WHAT TO PRODUCE =
Reproduce the material below line for line, leaving out the pictures.

Excerpt from a dataset:

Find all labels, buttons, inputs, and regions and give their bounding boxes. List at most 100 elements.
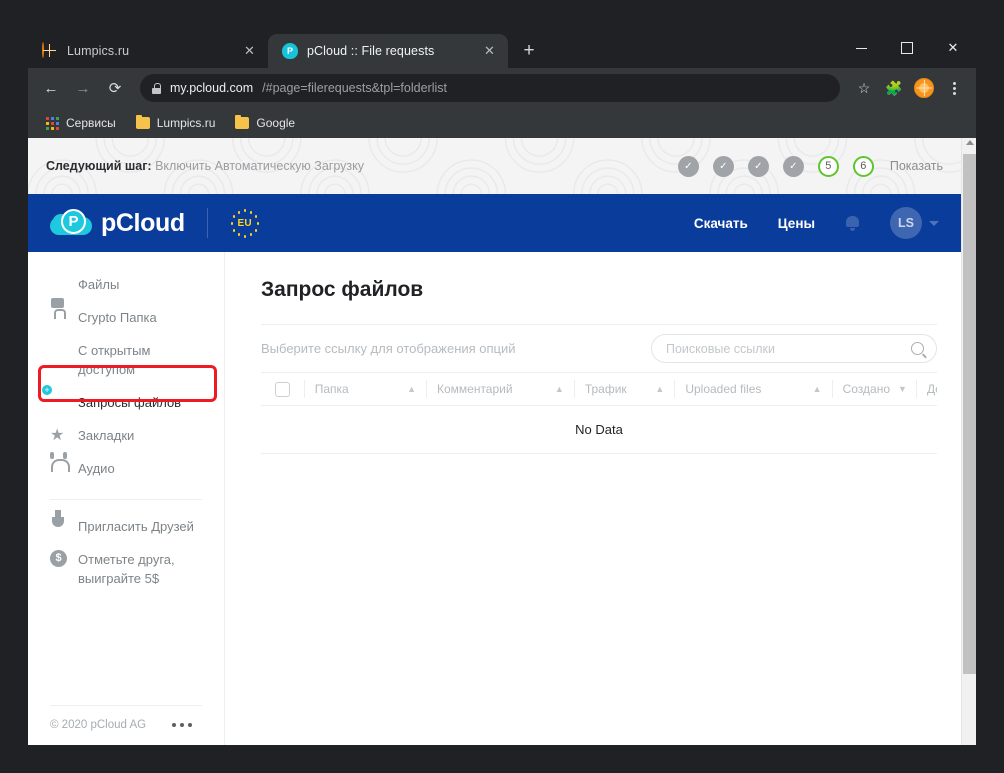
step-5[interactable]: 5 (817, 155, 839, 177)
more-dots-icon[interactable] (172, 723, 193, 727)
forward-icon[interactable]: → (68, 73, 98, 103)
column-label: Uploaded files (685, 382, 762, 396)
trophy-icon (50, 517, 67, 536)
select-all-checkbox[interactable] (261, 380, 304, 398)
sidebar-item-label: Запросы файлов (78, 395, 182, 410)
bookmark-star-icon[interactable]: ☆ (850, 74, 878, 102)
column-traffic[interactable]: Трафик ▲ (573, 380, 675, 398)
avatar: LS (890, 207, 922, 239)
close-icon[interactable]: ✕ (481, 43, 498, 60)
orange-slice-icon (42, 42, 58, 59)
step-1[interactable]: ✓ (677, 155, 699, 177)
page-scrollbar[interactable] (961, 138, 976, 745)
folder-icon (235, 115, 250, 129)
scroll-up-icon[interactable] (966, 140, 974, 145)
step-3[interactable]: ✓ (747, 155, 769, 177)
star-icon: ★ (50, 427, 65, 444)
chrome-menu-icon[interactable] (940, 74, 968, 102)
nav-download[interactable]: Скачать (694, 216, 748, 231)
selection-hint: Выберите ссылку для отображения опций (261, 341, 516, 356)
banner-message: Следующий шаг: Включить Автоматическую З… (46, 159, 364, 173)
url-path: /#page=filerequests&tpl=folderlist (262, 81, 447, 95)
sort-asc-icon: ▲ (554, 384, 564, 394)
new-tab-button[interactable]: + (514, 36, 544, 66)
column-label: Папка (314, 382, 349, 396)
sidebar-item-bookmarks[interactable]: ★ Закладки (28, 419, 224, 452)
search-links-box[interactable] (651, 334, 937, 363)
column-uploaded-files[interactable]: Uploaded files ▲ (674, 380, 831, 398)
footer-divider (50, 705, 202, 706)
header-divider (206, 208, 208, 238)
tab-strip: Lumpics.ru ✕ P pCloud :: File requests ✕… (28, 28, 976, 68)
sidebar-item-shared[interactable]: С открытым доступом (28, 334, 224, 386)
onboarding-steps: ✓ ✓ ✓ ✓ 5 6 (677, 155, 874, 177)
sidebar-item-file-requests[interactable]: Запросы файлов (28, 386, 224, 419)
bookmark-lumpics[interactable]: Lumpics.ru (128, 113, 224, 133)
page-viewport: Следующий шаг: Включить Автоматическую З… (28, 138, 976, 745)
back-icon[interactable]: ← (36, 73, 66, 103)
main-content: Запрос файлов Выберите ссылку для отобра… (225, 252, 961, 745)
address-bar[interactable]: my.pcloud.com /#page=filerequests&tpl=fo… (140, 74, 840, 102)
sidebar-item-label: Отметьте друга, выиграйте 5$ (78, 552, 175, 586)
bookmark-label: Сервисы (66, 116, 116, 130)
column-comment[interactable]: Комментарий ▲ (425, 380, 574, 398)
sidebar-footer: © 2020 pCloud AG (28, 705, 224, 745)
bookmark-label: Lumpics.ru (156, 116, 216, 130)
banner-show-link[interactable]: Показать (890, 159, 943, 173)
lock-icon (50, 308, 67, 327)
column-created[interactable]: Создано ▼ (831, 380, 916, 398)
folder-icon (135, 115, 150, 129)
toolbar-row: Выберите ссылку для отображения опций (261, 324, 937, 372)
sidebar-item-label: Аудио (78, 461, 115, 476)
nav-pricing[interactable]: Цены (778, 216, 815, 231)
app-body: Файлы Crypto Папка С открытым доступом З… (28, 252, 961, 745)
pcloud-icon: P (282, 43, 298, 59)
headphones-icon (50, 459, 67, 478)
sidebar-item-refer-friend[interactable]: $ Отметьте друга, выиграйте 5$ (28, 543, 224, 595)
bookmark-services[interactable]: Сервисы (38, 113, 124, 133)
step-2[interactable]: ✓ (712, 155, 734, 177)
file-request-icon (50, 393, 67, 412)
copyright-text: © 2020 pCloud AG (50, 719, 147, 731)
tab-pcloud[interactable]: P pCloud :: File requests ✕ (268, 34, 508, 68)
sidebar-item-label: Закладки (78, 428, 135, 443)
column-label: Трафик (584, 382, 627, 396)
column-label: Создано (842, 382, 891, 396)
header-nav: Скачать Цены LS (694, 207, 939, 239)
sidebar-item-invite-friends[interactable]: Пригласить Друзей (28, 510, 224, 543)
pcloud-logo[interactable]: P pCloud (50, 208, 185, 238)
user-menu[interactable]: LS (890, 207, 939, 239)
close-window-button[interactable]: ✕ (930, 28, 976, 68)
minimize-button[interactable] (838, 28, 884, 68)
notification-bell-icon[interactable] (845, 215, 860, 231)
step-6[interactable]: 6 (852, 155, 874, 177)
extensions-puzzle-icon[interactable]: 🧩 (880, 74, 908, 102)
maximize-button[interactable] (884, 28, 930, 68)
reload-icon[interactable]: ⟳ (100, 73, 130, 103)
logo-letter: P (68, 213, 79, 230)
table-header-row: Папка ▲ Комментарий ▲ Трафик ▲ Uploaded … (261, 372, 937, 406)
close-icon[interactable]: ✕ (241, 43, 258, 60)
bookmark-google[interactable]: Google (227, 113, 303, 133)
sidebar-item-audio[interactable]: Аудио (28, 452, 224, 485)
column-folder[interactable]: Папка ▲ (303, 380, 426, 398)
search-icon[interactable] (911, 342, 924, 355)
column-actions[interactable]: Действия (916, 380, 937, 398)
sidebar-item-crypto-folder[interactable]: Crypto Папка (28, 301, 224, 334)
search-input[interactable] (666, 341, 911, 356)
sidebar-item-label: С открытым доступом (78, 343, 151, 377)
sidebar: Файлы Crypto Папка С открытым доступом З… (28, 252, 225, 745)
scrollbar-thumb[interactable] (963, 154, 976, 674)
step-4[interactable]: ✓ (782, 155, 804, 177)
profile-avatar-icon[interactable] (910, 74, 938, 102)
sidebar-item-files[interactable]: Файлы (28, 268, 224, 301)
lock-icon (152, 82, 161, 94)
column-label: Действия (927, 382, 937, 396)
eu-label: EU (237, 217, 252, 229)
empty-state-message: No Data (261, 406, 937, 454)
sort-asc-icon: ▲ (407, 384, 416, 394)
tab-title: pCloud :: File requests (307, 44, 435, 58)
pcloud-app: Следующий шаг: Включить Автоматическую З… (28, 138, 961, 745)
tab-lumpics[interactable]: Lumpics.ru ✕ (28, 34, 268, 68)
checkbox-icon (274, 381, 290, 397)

PROBLEM SOLUTION =
Find all labels, buttons, inputs, and regions and give their bounding boxes. List at most 100 elements.
step-5[interactable]: 5 (817, 155, 839, 177)
more-dots-icon[interactable] (172, 723, 193, 727)
forward-icon[interactable]: → (68, 73, 98, 103)
column-label: Uploaded files (685, 382, 762, 396)
trophy-icon (50, 517, 67, 536)
select-all-checkbox[interactable] (261, 380, 304, 398)
sidebar-item-label: Запросы файлов (78, 395, 182, 410)
bookmark-star-icon[interactable]: ☆ (850, 74, 878, 102)
column-traffic[interactable]: Трафик ▲ (573, 380, 675, 398)
avatar: LS (890, 207, 922, 239)
close-icon[interactable]: ✕ (481, 43, 498, 60)
orange-slice-icon (42, 42, 58, 59)
step-1[interactable]: ✓ (677, 155, 699, 177)
page-scrollbar[interactable] (961, 138, 976, 745)
folder-icon (235, 115, 250, 129)
scroll-up-icon[interactable] (966, 140, 974, 145)
step-3[interactable]: ✓ (747, 155, 769, 177)
star-icon: ★ (50, 427, 65, 444)
chrome-menu-icon[interactable] (940, 74, 968, 102)
nav-download[interactable]: Скачать (694, 216, 748, 231)
selection-hint: Выберите ссылку для отображения опций (261, 341, 516, 356)
banner-message: Следующий шаг: Включить Автоматическую З… (46, 159, 364, 173)
url-path: /#page=filerequests&tpl=folderlist (262, 81, 447, 95)
sort-asc-icon: ▲ (554, 384, 564, 394)
new-tab-button[interactable]: + (514, 36, 544, 66)
column-label: Папка (314, 382, 349, 396)
sidebar-item-bookmarks[interactable]: ★ Закладки (28, 419, 224, 452)
search-links-box[interactable] (651, 334, 937, 363)
column-uploaded-files[interactable]: Uploaded files ▲ (674, 380, 831, 398)
footer-divider (50, 705, 202, 706)
header-divider (206, 208, 208, 238)
tab-strip: Lumpics.ru ✕ P pCloud :: File requests ✕… (28, 28, 976, 68)
sidebar-item-shared[interactable]: С открытым доступом (28, 334, 224, 386)
onboarding-steps: ✓ ✓ ✓ ✓ 5 6 (677, 155, 874, 177)
sidebar-item-file-requests[interactable]: Запросы файлов (28, 386, 224, 419)
bookmark-lumpics[interactable]: Lumpics.ru (128, 113, 224, 133)
page-viewport: Следующий шаг: Включить Автоматическую З… (28, 138, 976, 745)
back-icon[interactable]: ← (36, 73, 66, 103)
main-content: Запрос файлов Выберите ссылку для отобра… (225, 252, 961, 745)
address-bar[interactable]: my.pcloud.com /#page=filerequests&tpl=fo… (140, 74, 840, 102)
sidebar-item-label: Отметьте друга, выиграйте 5$ (78, 552, 175, 586)
bookmark-label: Сервисы (66, 116, 116, 130)
column-comment[interactable]: Комментарий ▲ (425, 380, 574, 398)
sidebar-footer: © 2020 pCloud AG (28, 705, 224, 745)
bookmark-label: Lumpics.ru (156, 116, 216, 130)
banner-show-link[interactable]: Показать (890, 159, 943, 173)
lock-icon (50, 308, 67, 327)
column-created[interactable]: Создано ▼ (831, 380, 916, 398)
folder-icon (135, 115, 150, 129)
toolbar-row: Выберите ссылку для отображения опций (261, 324, 937, 372)
sidebar-item-label: Аудио (78, 461, 115, 476)
nav-pricing[interactable]: Цены (778, 216, 815, 231)
app-body: Файлы Crypto Папка С открытым доступом З… (28, 252, 961, 745)
pcloud-icon: P (282, 43, 298, 59)
headphones-icon (50, 459, 67, 478)
sidebar-item-refer-friend[interactable]: $ Отметьте друга, выиграйте 5$ (28, 543, 224, 595)
bookmark-services[interactable]: Сервисы (38, 113, 124, 133)
step-2[interactable]: ✓ (712, 155, 734, 177)
file-request-icon (50, 393, 67, 412)
copyright-text: © 2020 pCloud AG (50, 719, 147, 731)
tab-pcloud[interactable]: P pCloud :: File requests ✕ (268, 34, 508, 68)
sidebar-item-label: Закладки (78, 428, 135, 443)
column-label: Трафик (584, 382, 627, 396)
column-label: Создано (842, 382, 891, 396)
header-nav: Скачать Цены LS (694, 207, 939, 239)
sidebar-item-invite-friends[interactable]: Пригласить Друзей (28, 510, 224, 543)
pcloud-logo[interactable]: P pCloud (50, 208, 185, 238)
user-menu[interactable]: LS (890, 207, 939, 239)
close-window-button[interactable]: ✕ (930, 28, 976, 68)
minimize-button[interactable] (838, 28, 884, 68)
notification-bell-icon[interactable] (845, 215, 860, 231)
step-6[interactable]: 6 (852, 155, 874, 177)
extensions-puzzle-icon[interactable]: 🧩 (880, 74, 908, 102)
maximize-button[interactable] (884, 28, 930, 68)
reload-icon[interactable]: ⟳ (100, 73, 130, 103)
logo-letter: P (68, 213, 79, 230)
table-header-row: Папка ▲ Комментарий ▲ Трафик ▲ Uploaded … (261, 372, 937, 406)
close-icon[interactable]: ✕ (241, 43, 258, 60)
bookmark-google[interactable]: Google (227, 113, 303, 133)
sidebar-item-audio[interactable]: Аудио (28, 452, 224, 485)
column-folder[interactable]: Папка ▲ (303, 380, 426, 398)
search-icon[interactable] (911, 342, 924, 355)
column-actions[interactable]: Действия (916, 380, 937, 398)
sidebar-item-crypto-folder[interactable]: Crypto Папка (28, 301, 224, 334)
search-input[interactable] (666, 341, 911, 356)
sidebar-item-label: С открытым доступом (78, 343, 151, 377)
sidebar: Файлы Crypto Папка С открытым доступом З… (28, 252, 225, 745)
scrollbar-thumb[interactable] (963, 154, 976, 674)
step-4[interactable]: ✓ (782, 155, 804, 177)
profile-avatar-icon[interactable] (910, 74, 938, 102)
sidebar-item-files[interactable]: Файлы (28, 268, 224, 301)
lock-icon (152, 82, 161, 94)
column-label: Действия (927, 382, 937, 396)
eu-label: EU (237, 217, 252, 229)
empty-state-message: No Data (261, 406, 937, 454)
sort-asc-icon: ▲ (407, 384, 416, 394)
tab-title: pCloud :: File requests (307, 44, 435, 58)
pcloud-app: Следующий шаг: Включить Автоматическую З… (28, 138, 961, 745)
tab-lumpics[interactable]: Lumpics.ru ✕ (28, 34, 268, 68)
checkbox-icon (274, 381, 290, 397)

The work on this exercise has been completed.